WHAT THIS TASK INVOLVES:
Please give the listing again, word for word, with nothing left out.

** BEGIN THE RECORDS **

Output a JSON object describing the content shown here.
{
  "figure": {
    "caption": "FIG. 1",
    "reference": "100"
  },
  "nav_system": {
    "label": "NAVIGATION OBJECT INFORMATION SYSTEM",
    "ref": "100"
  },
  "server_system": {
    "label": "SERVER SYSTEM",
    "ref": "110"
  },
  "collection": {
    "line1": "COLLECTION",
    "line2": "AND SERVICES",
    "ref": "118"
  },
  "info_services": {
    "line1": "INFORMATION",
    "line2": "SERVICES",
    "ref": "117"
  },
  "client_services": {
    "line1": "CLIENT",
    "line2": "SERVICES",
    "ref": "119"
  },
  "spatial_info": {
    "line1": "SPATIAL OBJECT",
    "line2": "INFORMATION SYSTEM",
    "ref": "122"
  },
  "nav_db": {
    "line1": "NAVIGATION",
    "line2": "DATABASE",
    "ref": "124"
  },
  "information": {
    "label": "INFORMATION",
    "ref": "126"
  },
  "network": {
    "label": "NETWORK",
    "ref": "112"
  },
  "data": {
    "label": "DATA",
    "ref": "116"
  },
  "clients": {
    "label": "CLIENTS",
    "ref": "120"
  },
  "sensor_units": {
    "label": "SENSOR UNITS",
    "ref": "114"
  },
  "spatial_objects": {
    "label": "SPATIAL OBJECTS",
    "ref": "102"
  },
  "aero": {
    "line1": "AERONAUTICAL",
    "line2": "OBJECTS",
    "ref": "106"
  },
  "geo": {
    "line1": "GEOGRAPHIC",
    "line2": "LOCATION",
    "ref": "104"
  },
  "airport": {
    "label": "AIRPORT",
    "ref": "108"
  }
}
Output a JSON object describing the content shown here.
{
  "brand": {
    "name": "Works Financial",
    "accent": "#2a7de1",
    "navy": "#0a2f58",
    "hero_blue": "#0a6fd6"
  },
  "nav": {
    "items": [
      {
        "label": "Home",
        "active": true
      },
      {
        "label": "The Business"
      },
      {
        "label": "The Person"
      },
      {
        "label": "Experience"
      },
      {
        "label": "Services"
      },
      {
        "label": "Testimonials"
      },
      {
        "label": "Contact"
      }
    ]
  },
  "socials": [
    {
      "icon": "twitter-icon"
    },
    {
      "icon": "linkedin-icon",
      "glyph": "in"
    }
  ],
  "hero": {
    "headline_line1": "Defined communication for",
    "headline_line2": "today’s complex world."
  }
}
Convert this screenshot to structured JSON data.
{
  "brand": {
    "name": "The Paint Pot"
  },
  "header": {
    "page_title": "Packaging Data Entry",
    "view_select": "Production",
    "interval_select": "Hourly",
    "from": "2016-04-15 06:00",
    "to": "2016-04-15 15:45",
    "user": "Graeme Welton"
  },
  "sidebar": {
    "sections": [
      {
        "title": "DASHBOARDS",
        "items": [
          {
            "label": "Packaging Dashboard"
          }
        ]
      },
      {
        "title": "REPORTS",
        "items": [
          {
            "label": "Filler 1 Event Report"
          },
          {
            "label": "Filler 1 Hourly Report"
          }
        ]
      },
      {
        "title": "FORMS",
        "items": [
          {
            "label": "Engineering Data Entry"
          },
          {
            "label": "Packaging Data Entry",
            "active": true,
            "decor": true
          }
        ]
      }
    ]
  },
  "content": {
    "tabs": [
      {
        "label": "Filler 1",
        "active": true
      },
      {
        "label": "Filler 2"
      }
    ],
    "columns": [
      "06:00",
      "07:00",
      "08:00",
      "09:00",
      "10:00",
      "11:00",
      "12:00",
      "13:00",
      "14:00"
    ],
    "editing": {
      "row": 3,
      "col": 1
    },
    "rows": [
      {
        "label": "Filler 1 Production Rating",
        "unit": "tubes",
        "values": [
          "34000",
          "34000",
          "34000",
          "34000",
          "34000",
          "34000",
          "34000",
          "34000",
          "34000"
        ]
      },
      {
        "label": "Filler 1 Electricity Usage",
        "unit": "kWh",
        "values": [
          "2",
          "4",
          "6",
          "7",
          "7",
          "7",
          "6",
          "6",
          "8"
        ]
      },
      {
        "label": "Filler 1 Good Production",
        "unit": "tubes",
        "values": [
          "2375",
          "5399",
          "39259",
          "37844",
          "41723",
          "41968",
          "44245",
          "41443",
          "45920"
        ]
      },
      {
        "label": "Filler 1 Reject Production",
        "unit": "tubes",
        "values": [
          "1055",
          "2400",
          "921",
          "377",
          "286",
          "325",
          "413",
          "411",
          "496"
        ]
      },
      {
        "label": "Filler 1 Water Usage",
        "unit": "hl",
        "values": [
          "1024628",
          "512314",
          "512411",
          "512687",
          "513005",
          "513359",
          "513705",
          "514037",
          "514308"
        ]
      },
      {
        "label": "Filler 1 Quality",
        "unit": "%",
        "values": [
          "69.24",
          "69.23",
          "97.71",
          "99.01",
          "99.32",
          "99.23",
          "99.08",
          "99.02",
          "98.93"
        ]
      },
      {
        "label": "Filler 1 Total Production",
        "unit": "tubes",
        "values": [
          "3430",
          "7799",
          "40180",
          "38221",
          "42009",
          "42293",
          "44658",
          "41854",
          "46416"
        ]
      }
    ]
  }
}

** END THE RECORDS **

ANSWER TO THIS EXERCISE:
Output a JSON object describing the content shown here.
{
  "figure": {
    "caption": "FIG. 1",
    "reference": "100"
  },
  "nav_system": {
    "label": "NAVIGATION OBJECT INFORMATION SYSTEM",
    "ref": "100"
  },
  "server_system": {
    "label": "SERVER SYSTEM",
    "ref": "110"
  },
  "collection": {
    "line1": "COLLECTION",
    "line2": "AND SERVICES",
    "ref": "118"
  },
  "info_services": {
    "line1": "INFORMATION",
    "line2": "SERVICES",
    "ref": "117"
  },
  "client_services": {
    "line1": "CLIENT",
    "line2": "SERVICES",
    "ref": "119"
  },
  "spatial_info": {
    "line1": "SPATIAL OBJECT",
    "line2": "INFORMATION SYSTEM",
    "ref": "122"
  },
  "nav_db": {
    "line1": "NAVIGATION",
    "line2": "DATABASE",
    "ref": "124"
  },
  "information": {
    "label": "INFORMATION",
    "ref": "126"
  },
  "network": {
    "label": "NETWORK",
    "ref": "112"
  },
  "data": {
    "label": "DATA",
    "ref": "116"
  },
  "clients": {
    "label": "CLIENTS",
    "ref": "120"
  },
  "sensor_units": {
    "label": "SENSOR UNITS",
    "ref": "114"
  },
  "spatial_objects": {
    "label": "SPATIAL OBJECTS",
    "ref": "102"
  },
  "aero": {
    "line1": "AERONAUTICAL",
    "line2": "OBJECTS",
    "ref": "106"
  },
  "geo": {
    "line1": "GEOGRAPHIC",
    "line2": "LOCATION",
    "ref": "104"
  },
  "airport": {
    "label": "AIRPORT",
    "ref": "108"
  }
}
Output a JSON object describing the content shown here.
{
  "brand": {
    "name": "Works Financial",
    "accent": "#2a7de1",
    "navy": "#0a2f58",
    "hero_blue": "#0a6fd6"
  },
  "nav": {
    "items": [
      {
        "label": "Home",
        "active": true
      },
      {
        "label": "The Business"
      },
      {
        "label": "The Person"
      },
      {
        "label": "Experience"
      },
      {
        "label": "Services"
      },
      {
        "label": "Testimonials"
      },
      {
        "label": "Contact"
      }
    ]
  },
  "socials": [
    {
      "icon": "twitter-icon"
    },
    {
      "icon": "linkedin-icon",
      "glyph": "in"
    }
  ],
  "hero": {
    "headline_line1": "Defined communication for",
    "headline_line2": "today’s complex world."
  }
}
Convert this screenshot to structured JSON data.
{
  "brand": {
    "name": "The Paint Pot"
  },
  "header": {
    "page_title": "Packaging Data Entry",
    "view_select": "Production",
    "interval_select": "Hourly",
    "from": "2016-04-15 06:00",
    "to": "2016-04-15 15:45",
    "user": "Graeme Welton"
  },
  "sidebar": {
    "sections": [
      {
        "title": "DASHBOARDS",
        "items": [
          {
            "label": "Packaging Dashboard"
          }
        ]
      },
      {
        "title": "REPORTS",
        "items": [
          {
            "label": "Filler 1 Event Report"
          },
          {
            "label": "Filler 1 Hourly Report"
          }
        ]
      },
      {
        "title": "FORMS",
        "items": [
          {
            "label": "Engineering Data Entry"
          },
          {
            "label": "Packaging Data Entry",
            "active": true,
            "decor": true
          }
        ]
      }
    ]
  },
  "content": {
    "tabs": [
      {
        "label": "Filler 1",
        "active": true
      },
      {
        "label": "Filler 2"
      }
    ],
    "columns": [
      "06:00",
      "07:00",
      "08:00",
      "09:00",
      "10:00",
      "11:00",
      "12:00",
      "13:00",
      "14:00"
    ],
    "editing": {
      "row": 3,
      "col": 1
    },
    "rows": [
      {
        "label": "Filler 1 Production Rating",
        "unit": "tubes",
        "values": [
          "34000",
          "34000",
          "34000",
          "34000",
          "34000",
          "34000",
          "34000",
          "34000",
          "34000"
        ]
      },
      {
        "label": "Filler 1 Electricity Usage",
        "unit": "kWh",
        "values": [
          "2",
          "4",
          "6",
          "7",
          "7",
          "7",
          "6",
          "6",
          "8"
        ]
      },
      {
        "label": "Filler 1 Good Production",
        "unit": "tubes",
        "values": [
          "2375",
          "5399",
          "39259",
          "37844",
          "41723",
          "41968",
          "44245",
          "41443",
          "45920"
        ]
      },
      {
        "label": "Filler 1 Reject Production",
        "unit": "tubes",
        "values": [
          "1055",
          "2400",
          "921",
          "377",
          "286",
          "325",
          "413",
          "411",
          "496"
        ]
      },
      {
        "label": "Filler 1 Water Usage",
        "unit": "hl",
        "values": [
          "1024628",
          "512314",
          "512411",
          "512687",
          "513005",
          "513359",
          "513705",
          "514037",
          "514308"
        ]
      },
      {
        "label": "Filler 1 Quality",
        "unit": "%",
        "values": [
          "69.24",
          "69.23",
          "97.71",
          "99.01",
          "99.32",
          "99.23",
          "99.08",
          "99.02",
          "98.93"
        ]
      },
      {
        "label": "Filler 1 Total Production",
        "unit": "tubes",
        "values": [
          "3430",
          "7799",
          "40180",
          "38221",
          "42009",
          "42293",
          "44658",
          "41854",
          "46416"
        ]
      }
    ]
  }
}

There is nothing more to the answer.